GIVEN INSTRUCTION
Rewrite the listing as a JSON list of strings, one string per line and no blank lines, starting with its first line and going on through the line with "- x-tick-label: 2009: [531, 457, 559, 470]".

RECORDS PROVIDED
+ + + + +
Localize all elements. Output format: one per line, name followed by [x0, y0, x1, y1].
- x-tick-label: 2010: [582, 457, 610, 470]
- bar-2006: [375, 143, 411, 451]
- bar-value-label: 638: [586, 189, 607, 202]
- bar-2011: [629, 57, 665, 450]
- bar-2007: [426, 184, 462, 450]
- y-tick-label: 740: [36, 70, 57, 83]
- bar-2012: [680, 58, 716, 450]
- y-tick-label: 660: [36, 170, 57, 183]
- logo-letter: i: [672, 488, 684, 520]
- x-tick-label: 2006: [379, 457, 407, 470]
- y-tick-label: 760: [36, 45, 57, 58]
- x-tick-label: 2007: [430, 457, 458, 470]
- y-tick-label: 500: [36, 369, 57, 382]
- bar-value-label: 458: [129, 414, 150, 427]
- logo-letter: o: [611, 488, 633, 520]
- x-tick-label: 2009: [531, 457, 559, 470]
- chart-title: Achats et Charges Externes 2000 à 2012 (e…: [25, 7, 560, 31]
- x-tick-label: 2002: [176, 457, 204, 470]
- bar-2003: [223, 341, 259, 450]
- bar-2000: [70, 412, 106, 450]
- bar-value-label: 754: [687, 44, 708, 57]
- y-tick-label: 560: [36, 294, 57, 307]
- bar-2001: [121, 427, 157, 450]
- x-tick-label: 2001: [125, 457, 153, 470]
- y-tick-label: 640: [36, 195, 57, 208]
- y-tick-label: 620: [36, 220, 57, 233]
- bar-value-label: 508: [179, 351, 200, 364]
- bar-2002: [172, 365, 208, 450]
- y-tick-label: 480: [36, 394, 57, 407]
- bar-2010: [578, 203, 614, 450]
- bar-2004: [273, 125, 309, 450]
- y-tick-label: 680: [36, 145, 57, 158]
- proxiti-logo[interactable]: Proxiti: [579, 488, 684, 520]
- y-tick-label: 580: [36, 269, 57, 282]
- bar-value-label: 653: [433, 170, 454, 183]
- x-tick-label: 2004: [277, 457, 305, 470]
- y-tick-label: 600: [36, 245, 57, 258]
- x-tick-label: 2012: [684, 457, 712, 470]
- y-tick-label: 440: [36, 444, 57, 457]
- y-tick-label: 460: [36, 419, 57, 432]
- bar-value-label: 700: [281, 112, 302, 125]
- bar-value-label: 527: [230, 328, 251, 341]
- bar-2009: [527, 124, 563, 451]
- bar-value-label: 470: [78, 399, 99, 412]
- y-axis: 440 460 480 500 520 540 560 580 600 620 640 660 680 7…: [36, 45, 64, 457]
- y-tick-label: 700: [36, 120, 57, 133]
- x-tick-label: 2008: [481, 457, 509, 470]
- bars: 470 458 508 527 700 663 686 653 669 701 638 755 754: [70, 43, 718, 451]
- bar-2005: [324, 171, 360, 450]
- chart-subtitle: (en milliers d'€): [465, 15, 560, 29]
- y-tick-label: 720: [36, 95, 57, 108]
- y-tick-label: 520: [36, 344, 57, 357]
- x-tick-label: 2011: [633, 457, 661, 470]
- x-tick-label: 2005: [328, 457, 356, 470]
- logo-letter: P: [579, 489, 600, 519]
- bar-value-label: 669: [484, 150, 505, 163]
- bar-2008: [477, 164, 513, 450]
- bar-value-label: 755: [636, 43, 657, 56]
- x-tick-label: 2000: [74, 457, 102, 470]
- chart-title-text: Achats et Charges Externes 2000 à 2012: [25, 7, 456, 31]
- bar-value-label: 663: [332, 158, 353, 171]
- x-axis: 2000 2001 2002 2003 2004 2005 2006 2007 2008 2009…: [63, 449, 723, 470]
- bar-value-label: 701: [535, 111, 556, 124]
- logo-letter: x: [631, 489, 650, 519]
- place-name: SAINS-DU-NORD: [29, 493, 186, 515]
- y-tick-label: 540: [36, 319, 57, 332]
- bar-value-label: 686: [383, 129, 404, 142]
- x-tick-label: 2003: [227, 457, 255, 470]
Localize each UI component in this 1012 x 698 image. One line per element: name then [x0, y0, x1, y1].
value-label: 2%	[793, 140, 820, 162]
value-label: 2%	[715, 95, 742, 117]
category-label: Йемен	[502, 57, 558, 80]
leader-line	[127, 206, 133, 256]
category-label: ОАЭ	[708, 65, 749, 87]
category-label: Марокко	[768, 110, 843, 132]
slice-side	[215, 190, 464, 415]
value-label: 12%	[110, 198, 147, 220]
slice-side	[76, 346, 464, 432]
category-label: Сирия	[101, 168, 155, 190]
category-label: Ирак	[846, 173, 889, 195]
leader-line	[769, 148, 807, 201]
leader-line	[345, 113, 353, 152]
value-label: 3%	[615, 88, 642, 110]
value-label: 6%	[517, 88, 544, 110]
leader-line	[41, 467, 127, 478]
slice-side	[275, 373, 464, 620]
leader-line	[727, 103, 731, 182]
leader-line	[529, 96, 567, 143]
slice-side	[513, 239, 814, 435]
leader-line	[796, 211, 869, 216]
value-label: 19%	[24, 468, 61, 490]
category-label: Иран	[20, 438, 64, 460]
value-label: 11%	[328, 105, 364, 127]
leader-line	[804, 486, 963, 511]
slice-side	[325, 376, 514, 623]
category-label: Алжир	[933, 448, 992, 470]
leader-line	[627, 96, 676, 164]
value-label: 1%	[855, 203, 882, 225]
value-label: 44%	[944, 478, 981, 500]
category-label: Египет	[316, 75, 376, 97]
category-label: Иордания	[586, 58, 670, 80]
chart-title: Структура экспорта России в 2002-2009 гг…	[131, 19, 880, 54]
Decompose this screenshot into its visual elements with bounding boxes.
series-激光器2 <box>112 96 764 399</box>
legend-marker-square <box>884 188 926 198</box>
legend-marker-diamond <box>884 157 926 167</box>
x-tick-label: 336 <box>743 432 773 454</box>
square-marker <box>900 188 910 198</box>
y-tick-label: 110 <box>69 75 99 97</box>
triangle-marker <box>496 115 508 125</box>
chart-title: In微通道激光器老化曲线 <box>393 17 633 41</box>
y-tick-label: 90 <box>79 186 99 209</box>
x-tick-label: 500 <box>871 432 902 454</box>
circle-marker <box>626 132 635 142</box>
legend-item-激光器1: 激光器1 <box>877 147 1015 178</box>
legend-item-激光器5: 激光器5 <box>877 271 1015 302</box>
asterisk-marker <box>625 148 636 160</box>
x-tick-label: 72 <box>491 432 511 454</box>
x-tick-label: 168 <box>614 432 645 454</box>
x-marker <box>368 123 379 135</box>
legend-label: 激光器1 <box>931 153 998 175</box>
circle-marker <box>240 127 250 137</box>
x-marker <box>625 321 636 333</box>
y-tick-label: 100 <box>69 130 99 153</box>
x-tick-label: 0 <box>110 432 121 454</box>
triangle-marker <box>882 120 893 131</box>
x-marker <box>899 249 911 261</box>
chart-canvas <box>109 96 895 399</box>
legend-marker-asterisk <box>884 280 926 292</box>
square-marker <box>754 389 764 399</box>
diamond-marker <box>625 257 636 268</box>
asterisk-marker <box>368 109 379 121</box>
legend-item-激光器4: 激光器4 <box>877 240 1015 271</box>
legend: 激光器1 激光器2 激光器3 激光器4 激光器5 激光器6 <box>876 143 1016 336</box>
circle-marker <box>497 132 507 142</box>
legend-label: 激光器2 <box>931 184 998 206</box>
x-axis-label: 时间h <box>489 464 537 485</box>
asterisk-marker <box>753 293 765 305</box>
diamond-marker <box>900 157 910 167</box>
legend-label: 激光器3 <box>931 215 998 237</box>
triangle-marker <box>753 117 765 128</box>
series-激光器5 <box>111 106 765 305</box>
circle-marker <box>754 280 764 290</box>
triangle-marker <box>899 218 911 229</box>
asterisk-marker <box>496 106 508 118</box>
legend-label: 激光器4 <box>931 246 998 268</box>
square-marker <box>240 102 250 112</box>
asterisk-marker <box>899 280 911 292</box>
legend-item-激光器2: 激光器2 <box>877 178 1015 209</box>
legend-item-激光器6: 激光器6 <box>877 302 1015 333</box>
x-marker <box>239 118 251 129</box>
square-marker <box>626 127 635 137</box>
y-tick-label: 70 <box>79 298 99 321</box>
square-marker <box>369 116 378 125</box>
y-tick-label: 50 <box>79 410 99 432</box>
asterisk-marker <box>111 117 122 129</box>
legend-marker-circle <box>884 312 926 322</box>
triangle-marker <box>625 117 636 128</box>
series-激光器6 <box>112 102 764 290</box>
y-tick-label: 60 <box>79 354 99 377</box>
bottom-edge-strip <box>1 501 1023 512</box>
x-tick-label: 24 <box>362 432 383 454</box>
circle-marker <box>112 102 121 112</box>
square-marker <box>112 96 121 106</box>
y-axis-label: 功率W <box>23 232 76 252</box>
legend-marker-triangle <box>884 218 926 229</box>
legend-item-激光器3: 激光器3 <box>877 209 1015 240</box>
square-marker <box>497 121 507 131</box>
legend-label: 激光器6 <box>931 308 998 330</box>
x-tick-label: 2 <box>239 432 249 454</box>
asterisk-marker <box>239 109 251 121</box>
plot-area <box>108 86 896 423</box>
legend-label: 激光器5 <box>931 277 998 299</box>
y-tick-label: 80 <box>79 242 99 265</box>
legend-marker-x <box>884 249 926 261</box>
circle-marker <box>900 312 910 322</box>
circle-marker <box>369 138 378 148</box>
+ + + + +
TASK OUTPUT
[
  "Localize all elements. Output format: one per line, name followed by [x0, y0, x1, y1].",
  "- x-tick-label: 2010: [582, 457, 610, 470]",
  "- bar-2006: [375, 143, 411, 451]",
  "- bar-value-label: 638: [586, 189, 607, 202]",
  "- bar-2011: [629, 57, 665, 450]",
  "- bar-2007: [426, 184, 462, 450]",
  "- y-tick-label: 740: [36, 70, 57, 83]",
  "- bar-2012: [680, 58, 716, 450]",
  "- y-tick-label: 660: [36, 170, 57, 183]",
  "- logo-letter: i: [672, 488, 684, 520]",
  "- x-tick-label: 2006: [379, 457, 407, 470]",
  "- y-tick-label: 760: [36, 45, 57, 58]",
  "- x-tick-label: 2007: [430, 457, 458, 470]",
  "- y-tick-label: 500: [36, 369, 57, 382]",
  "- bar-value-label: 458: [129, 414, 150, 427]",
  "- logo-letter: o: [611, 488, 633, 520]",
  "- x-tick-label: 2009: [531, 457, 559, 470]"
]